= Testo fornito =
= = = =
La CGIL di Vicenza fin dalla prima ora ha raccolto e rilanciato l’appello dei cittadini e dei Comitati a mobilitarsi contro la costruzione di una seconda base militare americana a Vicenza presso l’aeroporto Dal Molin.
Le motivazioni sono facili da elencare:
- la base militare rappresenterebbe un irreparabile danno alla città di Vicenza, a causa del devastante impatto urbanistico e ambientale, con il conseguente peggioramento della qualità della vita dei cittadini e nuovi problemi di sicurezza.
- la base militare diventerebbe una piattaforma a servizio delle future guerre, peraltro non decise dal nostro paese e questo a sessant’anni dalla fine del secondo conflitto mondiale e in contraddizione con l’esigenza di far crescere un’Europa di pace.
- la base militare non rappresenterebbe alcun vantaggio economico per la città. Le stesse esigenze lavorative devono trovare altro sbocco che quello militare.
= = = =
= Da fare =
Prosegui il testo sulla mobilitazione della CGIL di Vicenza contro la seconda base militare americana al Dal Molin, ripartendo subito dopo la sua ultima frase.
= = = =
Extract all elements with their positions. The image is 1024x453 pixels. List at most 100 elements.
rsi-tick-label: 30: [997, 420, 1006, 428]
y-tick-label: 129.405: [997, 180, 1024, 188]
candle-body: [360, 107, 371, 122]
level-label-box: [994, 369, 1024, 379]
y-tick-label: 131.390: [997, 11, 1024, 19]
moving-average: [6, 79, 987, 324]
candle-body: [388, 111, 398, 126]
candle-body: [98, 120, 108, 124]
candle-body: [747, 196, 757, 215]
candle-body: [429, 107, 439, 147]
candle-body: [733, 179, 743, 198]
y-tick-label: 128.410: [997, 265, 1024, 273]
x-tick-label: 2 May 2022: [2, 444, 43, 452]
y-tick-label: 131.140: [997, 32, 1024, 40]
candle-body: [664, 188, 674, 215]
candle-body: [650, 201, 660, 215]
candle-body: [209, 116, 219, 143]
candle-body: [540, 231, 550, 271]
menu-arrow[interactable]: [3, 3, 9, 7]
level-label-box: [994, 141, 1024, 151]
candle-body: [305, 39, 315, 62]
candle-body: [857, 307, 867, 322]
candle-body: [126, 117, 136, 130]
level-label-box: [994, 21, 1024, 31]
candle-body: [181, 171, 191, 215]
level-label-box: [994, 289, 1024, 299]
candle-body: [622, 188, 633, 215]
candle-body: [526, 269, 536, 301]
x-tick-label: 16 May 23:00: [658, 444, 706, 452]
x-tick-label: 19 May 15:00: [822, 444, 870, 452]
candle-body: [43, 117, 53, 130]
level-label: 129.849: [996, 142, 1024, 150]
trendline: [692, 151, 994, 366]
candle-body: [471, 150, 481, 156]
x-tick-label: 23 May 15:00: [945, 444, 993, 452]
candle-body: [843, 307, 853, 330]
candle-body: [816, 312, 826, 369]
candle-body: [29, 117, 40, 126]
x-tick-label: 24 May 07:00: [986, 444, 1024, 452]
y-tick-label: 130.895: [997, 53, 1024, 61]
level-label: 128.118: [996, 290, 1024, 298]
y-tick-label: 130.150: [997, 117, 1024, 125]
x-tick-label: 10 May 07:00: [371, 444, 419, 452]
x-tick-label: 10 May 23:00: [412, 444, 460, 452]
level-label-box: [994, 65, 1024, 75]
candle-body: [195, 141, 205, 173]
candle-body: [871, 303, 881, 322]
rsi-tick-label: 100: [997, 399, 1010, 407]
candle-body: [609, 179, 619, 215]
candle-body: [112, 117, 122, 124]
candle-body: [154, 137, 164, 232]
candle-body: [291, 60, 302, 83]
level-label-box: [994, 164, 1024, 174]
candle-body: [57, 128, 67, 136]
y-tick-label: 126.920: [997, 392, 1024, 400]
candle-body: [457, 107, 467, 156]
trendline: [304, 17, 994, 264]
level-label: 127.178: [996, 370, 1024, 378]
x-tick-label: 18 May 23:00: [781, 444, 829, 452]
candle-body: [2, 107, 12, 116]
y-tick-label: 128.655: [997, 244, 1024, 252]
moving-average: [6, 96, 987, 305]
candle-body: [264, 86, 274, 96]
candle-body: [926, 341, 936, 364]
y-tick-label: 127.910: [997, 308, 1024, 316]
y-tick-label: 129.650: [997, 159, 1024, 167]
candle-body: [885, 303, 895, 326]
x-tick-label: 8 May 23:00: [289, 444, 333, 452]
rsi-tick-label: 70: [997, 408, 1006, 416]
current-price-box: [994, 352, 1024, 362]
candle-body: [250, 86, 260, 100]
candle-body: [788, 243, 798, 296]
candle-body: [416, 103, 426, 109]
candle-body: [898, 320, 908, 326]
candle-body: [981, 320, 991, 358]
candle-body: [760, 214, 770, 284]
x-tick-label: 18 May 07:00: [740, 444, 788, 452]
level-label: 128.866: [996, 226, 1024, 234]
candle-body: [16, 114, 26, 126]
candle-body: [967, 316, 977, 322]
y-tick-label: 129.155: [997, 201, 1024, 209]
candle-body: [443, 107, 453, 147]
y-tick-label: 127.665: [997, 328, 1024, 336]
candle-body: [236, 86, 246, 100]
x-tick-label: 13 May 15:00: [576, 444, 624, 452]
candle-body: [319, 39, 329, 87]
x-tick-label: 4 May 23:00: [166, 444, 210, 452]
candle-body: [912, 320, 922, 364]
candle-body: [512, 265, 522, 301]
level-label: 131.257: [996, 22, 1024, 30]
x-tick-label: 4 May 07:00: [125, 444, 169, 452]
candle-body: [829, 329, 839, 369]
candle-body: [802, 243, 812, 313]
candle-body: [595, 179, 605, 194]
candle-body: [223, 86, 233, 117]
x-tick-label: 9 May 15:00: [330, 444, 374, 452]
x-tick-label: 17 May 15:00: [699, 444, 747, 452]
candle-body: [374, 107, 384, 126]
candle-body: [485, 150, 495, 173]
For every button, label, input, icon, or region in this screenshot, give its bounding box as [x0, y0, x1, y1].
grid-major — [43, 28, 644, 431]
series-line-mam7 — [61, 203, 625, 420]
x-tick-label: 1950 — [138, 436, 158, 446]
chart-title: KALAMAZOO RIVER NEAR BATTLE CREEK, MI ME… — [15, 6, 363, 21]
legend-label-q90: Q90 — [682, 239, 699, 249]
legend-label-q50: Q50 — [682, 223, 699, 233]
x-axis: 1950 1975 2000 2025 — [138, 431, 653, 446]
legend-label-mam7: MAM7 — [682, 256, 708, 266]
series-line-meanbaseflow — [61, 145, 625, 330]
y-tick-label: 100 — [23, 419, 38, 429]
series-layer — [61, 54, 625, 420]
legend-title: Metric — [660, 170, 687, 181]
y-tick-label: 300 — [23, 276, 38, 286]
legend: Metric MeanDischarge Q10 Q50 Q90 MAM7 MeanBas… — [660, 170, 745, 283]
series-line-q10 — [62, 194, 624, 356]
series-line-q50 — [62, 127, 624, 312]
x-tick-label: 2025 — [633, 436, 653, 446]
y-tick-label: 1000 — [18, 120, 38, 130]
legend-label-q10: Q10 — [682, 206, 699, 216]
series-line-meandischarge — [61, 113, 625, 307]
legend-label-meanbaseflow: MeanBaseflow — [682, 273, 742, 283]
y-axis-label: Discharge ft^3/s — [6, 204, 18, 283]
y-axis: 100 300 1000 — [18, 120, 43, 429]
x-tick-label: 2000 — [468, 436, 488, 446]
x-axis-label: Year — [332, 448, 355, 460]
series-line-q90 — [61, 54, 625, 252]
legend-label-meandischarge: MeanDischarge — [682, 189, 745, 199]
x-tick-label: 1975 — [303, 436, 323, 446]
= = = =
= Spazio risposta =
SENZA PACE NESSUNA SICUREZZA E’ POSSIBILE
Per questo la CGIL di Vicenza ha partecipato alle manifestazioni che, in questi anni, hanno attraversato la città, ha promosso convegni, animato feste, l’ultima il 2 dicembre scorso presso la Fiera e sempre in stretta collaborazione con i Comitati No al Dal Molin e le associazioni cittadine.
L’elezione di un Sindaco da sempre contrario al Dal Molin apre nuove prospettive. Noi appoggiamo la sua richiesta di moratoria rispetto all’avvio dei lavori e siamo per un nuovo pronunciamento del Consiglio Comunale sfavorevole all’insediamento militare, per l’avvio di una nuova campagna informativa tra i cittadini ed infine per l’effettuazione di un referendum popolare.